**TASK TO CARRY OUT**
Leave out the pictures and transcribe the rest of the records exactly.

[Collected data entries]
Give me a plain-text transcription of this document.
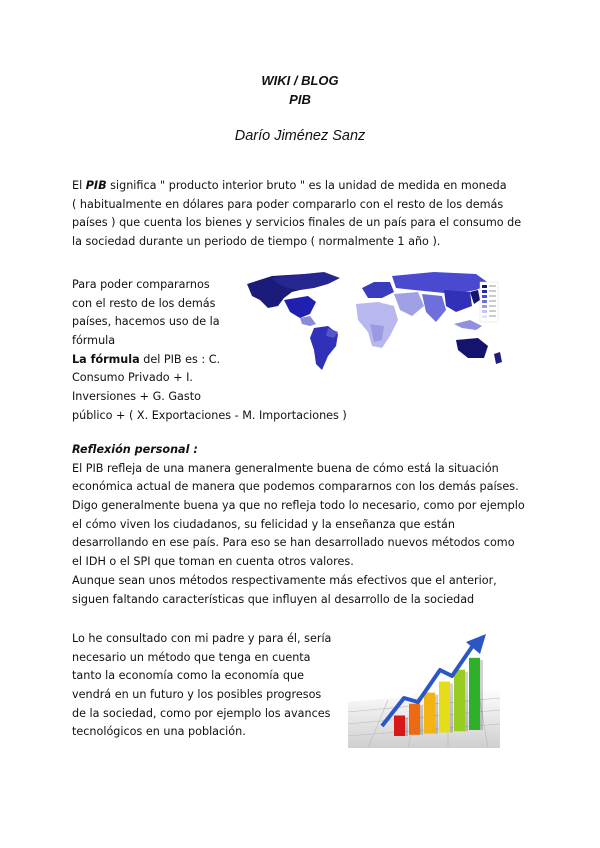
WIKI / BLOG
PIB
Darío Jiménez Sanz
El PIB significa " producto interior bruto " es la unidad de medida en moneda
( habitualmente en dólares para poder compararlo con el resto de los demás
países ) que cuenta los bienes y servicios finales de un país para el consumo de
la sociedad durante un periodo de tiempo ( normalmente 1 año ).
Para poder compararnos
con el resto de los demás
países, hacemos uso de la
fórmula
La fórmula del PIB es : C.
Consumo Privado + I.
Inversiones + G. Gasto
público + ( X. Exportaciones - M. Importaciones )
Reflexión personal :
El PIB refleja de una manera generalmente buena de cómo está la situación
económica actual de manera que podemos compararnos con los demás países.
Digo generalmente buena ya que no refleja todo lo necesario, como por ejemplo
el cómo viven los ciudadanos, su felicidad y la enseñanza que están
desarrollando en ese país. Para eso se han desarrollado nuevos métodos como
el IDH o el SPI que toman en cuenta otros valores.
Aunque sean unos métodos respectivamente más efectivos que el anterior,
siguen faltando características que influyen al desarrollo de la sociedad
Lo he consultado con mi padre y para él, sería
necesario un método que tenga en cuenta
tanto la economía como la economía que
vendrá en un futuro y los posibles progresos
de la sociedad, como por ejemplo los avances
tecnológicos en una población.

**SOLVED EXERCISE**
Give me a plain-text transcription of this document.
WIKI / BLOG
PIB
Darío Jiménez Sanz
El PIB significa " producto interior bruto " es la unidad de medida en moneda
( habitualmente en dólares para poder compararlo con el resto de los demás
países ) que cuenta los bienes y servicios finales de un país para el consumo de
la sociedad durante un periodo de tiempo ( normalmente 1 año ).
Para poder compararnos
con el resto de los demás
países, hacemos uso de la
fórmula
La fórmula del PIB es : C.
Consumo Privado + I.
Inversiones + G. Gasto
público + ( X. Exportaciones - M. Importaciones )
Reflexión personal :
El PIB refleja de una manera generalmente buena de cómo está la situación
económica actual de manera que podemos compararnos con los demás países.
Digo generalmente buena ya que no refleja todo lo necesario, como por ejemplo
el cómo viven los ciudadanos, su felicidad y la enseñanza que están
desarrollando en ese país. Para eso se han desarrollado nuevos métodos como
el IDH o el SPI que toman en cuenta otros valores.
Aunque sean unos métodos respectivamente más efectivos que el anterior,
siguen faltando características que influyen al desarrollo de la sociedad
Lo he consultado con mi padre y para él, sería
necesario un método que tenga en cuenta
tanto la economía como la economía que
vendrá en un futuro y los posibles progresos
de la sociedad, como por ejemplo los avances
tecnológicos en una población.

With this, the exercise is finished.